Print out the material that follows word for word.

•••••

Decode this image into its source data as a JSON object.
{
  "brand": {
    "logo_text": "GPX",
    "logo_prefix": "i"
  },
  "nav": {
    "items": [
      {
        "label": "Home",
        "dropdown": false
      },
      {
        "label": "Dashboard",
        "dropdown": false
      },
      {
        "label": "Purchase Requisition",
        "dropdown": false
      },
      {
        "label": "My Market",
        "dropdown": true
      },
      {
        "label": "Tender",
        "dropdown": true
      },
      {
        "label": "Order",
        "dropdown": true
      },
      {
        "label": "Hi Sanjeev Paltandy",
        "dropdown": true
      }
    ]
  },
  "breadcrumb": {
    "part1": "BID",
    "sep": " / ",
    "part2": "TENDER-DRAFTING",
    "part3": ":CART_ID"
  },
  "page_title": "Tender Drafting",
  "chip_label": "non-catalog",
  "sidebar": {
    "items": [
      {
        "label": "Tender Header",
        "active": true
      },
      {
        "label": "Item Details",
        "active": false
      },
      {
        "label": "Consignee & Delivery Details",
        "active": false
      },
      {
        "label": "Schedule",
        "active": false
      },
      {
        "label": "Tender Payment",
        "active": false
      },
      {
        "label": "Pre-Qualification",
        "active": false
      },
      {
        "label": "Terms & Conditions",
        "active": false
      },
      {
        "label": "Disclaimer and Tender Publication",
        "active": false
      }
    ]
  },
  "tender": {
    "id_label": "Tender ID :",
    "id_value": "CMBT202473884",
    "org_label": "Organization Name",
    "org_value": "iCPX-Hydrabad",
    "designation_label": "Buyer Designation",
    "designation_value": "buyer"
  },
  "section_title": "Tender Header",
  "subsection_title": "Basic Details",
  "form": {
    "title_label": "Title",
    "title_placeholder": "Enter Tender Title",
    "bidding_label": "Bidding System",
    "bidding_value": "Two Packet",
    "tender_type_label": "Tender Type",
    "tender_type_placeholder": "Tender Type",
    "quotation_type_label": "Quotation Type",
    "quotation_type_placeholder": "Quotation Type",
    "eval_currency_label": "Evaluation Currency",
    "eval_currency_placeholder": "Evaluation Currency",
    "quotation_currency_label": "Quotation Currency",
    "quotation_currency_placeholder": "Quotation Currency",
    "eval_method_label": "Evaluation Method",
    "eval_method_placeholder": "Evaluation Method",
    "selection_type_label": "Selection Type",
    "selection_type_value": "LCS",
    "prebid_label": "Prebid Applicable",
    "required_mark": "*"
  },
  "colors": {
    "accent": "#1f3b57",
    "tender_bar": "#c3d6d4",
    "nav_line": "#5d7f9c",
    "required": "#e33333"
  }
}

•••••

▶ SOLUTION TO THIS TASK
Decode this image into its source data as a JSON object.
{
  "brand": {
    "logo_text": "GPX",
    "logo_prefix": "i"
  },
  "nav": {
    "items": [
      {
        "label": "Home",
        "dropdown": false
      },
      {
        "label": "Dashboard",
        "dropdown": false
      },
      {
        "label": "Purchase Requisition",
        "dropdown": false
      },
      {
        "label": "My Market",
        "dropdown": true
      },
      {
        "label": "Tender",
        "dropdown": true
      },
      {
        "label": "Order",
        "dropdown": true
      },
      {
        "label": "Hi Sanjeev Paltandy",
        "dropdown": true
      }
    ]
  },
  "breadcrumb": {
    "part1": "BID",
    "sep": " / ",
    "part2": "TENDER-DRAFTING",
    "part3": ":CART_ID"
  },
  "page_title": "Tender Drafting",
  "chip_label": "non-catalog",
  "sidebar": {
    "items": [
      {
        "label": "Tender Header",
        "active": true
      },
      {
        "label": "Item Details",
        "active": false
      },
      {
        "label": "Consignee & Delivery Details",
        "active": false
      },
      {
        "label": "Schedule",
        "active": false
      },
      {
        "label": "Tender Payment",
        "active": false
      },
      {
        "label": "Pre-Qualification",
        "active": false
      },
      {
        "label": "Terms & Conditions",
        "active": false
      },
      {
        "label": "Disclaimer and Tender Publication",
        "active": false
      }
    ]
  },
  "tender": {
    "id_label": "Tender ID :",
    "id_value": "CMBT202473884",
    "org_label": "Organization Name",
    "org_value": "iCPX-Hydrabad",
    "designation_label": "Buyer Designation",
    "designation_value": "buyer"
  },
  "section_title": "Tender Header",
  "subsection_title": "Basic Details",
  "form": {
    "title_label": "Title",
    "title_placeholder": "Enter Tender Title",
    "bidding_label": "Bidding System",
    "bidding_value": "Two Packet",
    "tender_type_label": "Tender Type",
    "tender_type_placeholder": "Tender Type",
    "quotation_type_label": "Quotation Type",
    "quotation_type_placeholder": "Quotation Type",
    "eval_currency_label": "Evaluation Currency",
    "eval_currency_placeholder": "Evaluation Currency",
    "quotation_currency_label": "Quotation Currency",
    "quotation_currency_placeholder": "Quotation Currency",
    "eval_method_label": "Evaluation Method",
    "eval_method_placeholder": "Evaluation Method",
    "selection_type_label": "Selection Type",
    "selection_type_value": "LCS",
    "prebid_label": "Prebid Applicable",
    "required_mark": "*"
  },
  "colors": {
    "accent": "#1f3b57",
    "tender_bar": "#c3d6d4",
    "nav_line": "#5d7f9c",
    "required": "#e33333"
  }
}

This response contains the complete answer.